Quote all lines below exactly. Images stay out.

Saved entries
_ _ _

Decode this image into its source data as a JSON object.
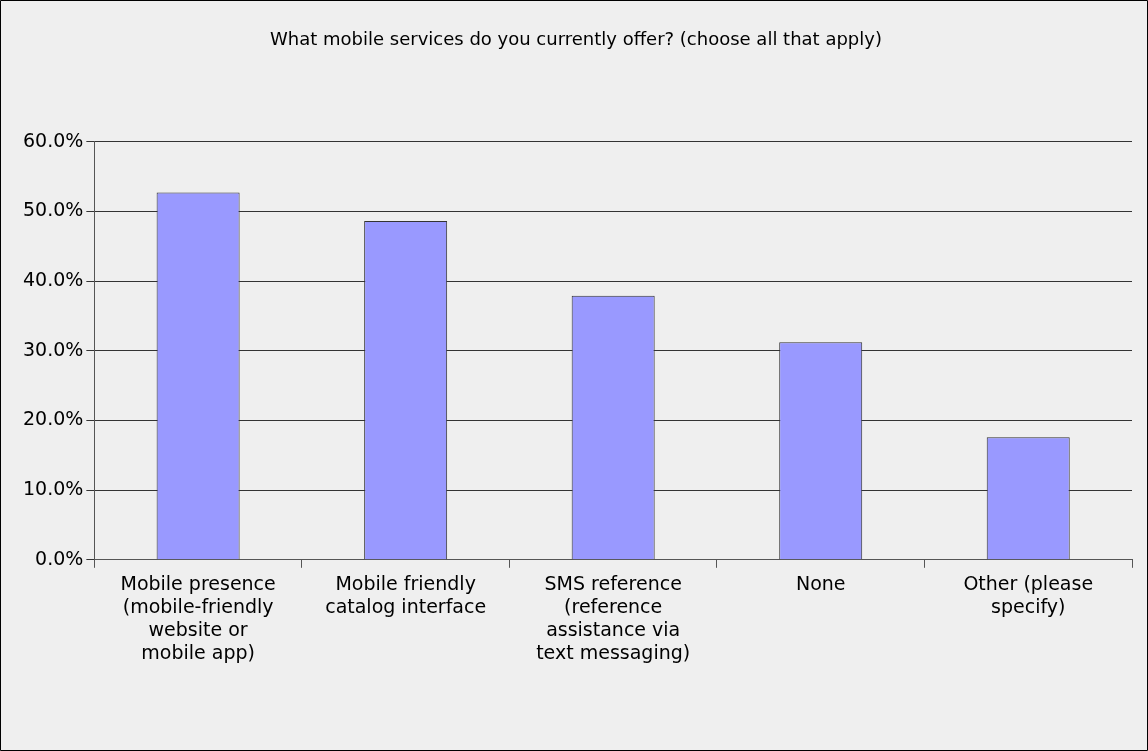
{
  "chart_data": {
    "type": "bar",
    "title": "What mobile services do you currently offer? (choose all that apply)",
    "categories": [
      "Mobile presence\n(mobile-friendly\nwebsite or\nmobile app)",
      "Mobile friendly\ncatalog interface",
      "SMS reference\n(reference\nassistance via\ntext messaging)",
      "None",
      "Other (please\nspecify)"
    ],
    "values": [
      52.7,
      48.6,
      37.9,
      31.2,
      17.6
    ],
    "color": "#9999ff",
    "ylim": [
      0,
      60
    ],
    "yticks": [
      {
        "value": 0,
        "label": "0.0%"
      },
      {
        "value": 10,
        "label": "10.0%"
      },
      {
        "value": 20,
        "label": "20.0%"
      },
      {
        "value": 30,
        "label": "30.0%"
      },
      {
        "value": 40,
        "label": "40.0%"
      },
      {
        "value": 50,
        "label": "50.0%"
      },
      {
        "value": 60,
        "label": "60.0%"
      }
    ],
    "grid": "y",
    "legend": false
  }
}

_ _ _

## [Result of this exercise]
Decode this image into its source data as a JSON object.
{
  "chart_data": {
    "type": "bar",
    "title": "What mobile services do you currently offer? (choose all that apply)",
    "categories": [
      "Mobile presence\n(mobile-friendly\nwebsite or\nmobile app)",
      "Mobile friendly\ncatalog interface",
      "SMS reference\n(reference\nassistance via\ntext messaging)",
      "None",
      "Other (please\nspecify)"
    ],
    "values": [
      52.7,
      48.6,
      37.9,
      31.2,
      17.6
    ],
    "color": "#9999ff",
    "ylim": [
      0,
      60
    ],
    "yticks": [
      {
        "value": 0,
        "label": "0.0%"
      },
      {
        "value": 10,
        "label": "10.0%"
      },
      {
        "value": 20,
        "label": "20.0%"
      },
      {
        "value": 30,
        "label": "30.0%"
      },
      {
        "value": 40,
        "label": "40.0%"
      },
      {
        "value": 50,
        "label": "50.0%"
      },
      {
        "value": 60,
        "label": "60.0%"
      }
    ],
    "grid": "y",
    "legend": false
  }
}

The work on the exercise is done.